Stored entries

>> START

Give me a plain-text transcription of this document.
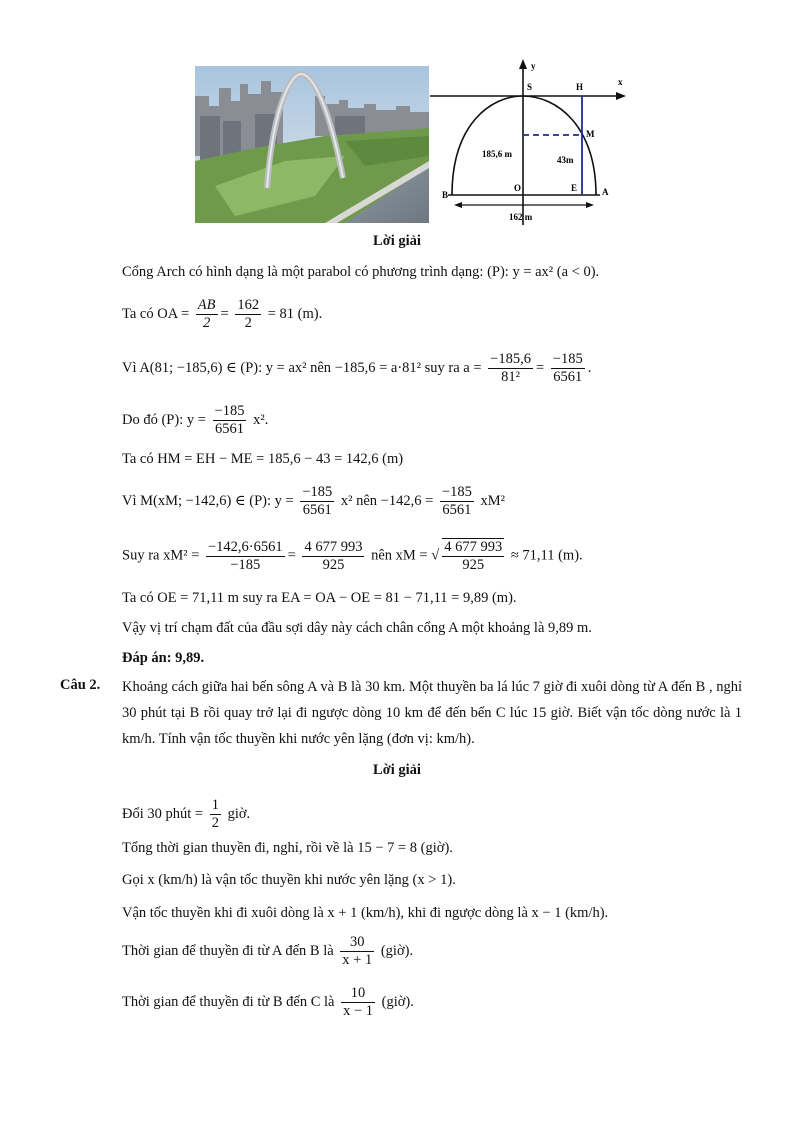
y
x
S	H
M
B
O	E	A
185,6 m
43m
162 m
Lời giải
Cổng Arch có hình dạng là một parabol có phương trình dạng: (P): y = ax² (a < 0).
Ta có OA = $\frac{AB}{2} = \frac{162}{2} = 81$ (m).
Vì A(81; −185,6) ∈ (P): y = ax² nên −185,6 = a·81² suy ra $a = \frac{-185,6}{\text{81²}} = \frac{-185}{6561}$ .
Do đó (P): $y = \frac{-185}{6561} x^2$.
Ta có HM = EH − ME = 185,6 − 43 = 142,6 (m)
Vì M(xM; −142,6) ∈ (P): $y = \frac{-185}{6561} x^2$ nên $-142,6 = \frac{-185}{6561} xM^2$
Suy ra $xM^2 = \frac{-142,6\cdot 6561}{-185} = \frac{4 677 993}{925}$ nên xM = √ $\frac{4 677 993}{925} \approx 71,11$ (m).
Ta có OE = 71,11 m suy ra EA = OA − OE = 81 − 71,11 = 9,89 (m).
Vậy vị trí chạm đất của đầu sợi dây này cách chân cổng A một khoảng là 9,89 m.
Đáp án: 9,89.
Câu 2. Khoảng cách giữa hai bến sông A và B là 30 km. Một thuyền ba lá lúc 7 giờ đi xuôi dòng từ A đến B , nghỉ 30 phút tại B rồi quay trở lại đi ngược dòng 10 km để đến bến C lúc 15 giờ. Biết vận tốc dòng nước là 1 km/h. Tính vận tốc thuyền khi nước yên lặng (đơn vị: km/h).
Lời giải
Đổi 30 phút = $\frac{1}{2}$ giờ.
Tổng thời gian thuyền đi, nghỉ, rồi về là 15 − 7 = 8 (giờ).
Gọi x (km/h) là vận tốc thuyền khi nước yên lặng (x > 1).
Vận tốc thuyền khi đi xuôi dòng là x + 1 (km/h), khi đi ngược dòng là x − 1 (km/h).
Thời gian để thuyền đi từ A đến B là $\frac{30}{x + 1}$ (giờ).
Thời gian để thuyền đi từ B đến C là $\frac{10}{x - 1}$ (giờ).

>> END

● WHAT TO PRODUCE:
Where a line holds "ngược", copy it out.

● ANSWER TO THE TASK:
Câu 2. Khoảng cách giữa hai bến sông A và B là 30 km. Một thuyền ba lá lúc 7 giờ đi xuôi dòng từ A đến B , nghỉ 30 phút tại B rồi quay trở lại đi ngược dòng 10 km để đến bến C lúc 15 giờ. Biết vận tốc dòng nước là 1 km/h. Tính vận tốc thuyền khi nước yên lặng (đơn vị: km/h).
Vận tốc thuyền khi đi xuôi dòng là x + 1 (km/h), khi đi ngược dòng là x − 1 (km/h).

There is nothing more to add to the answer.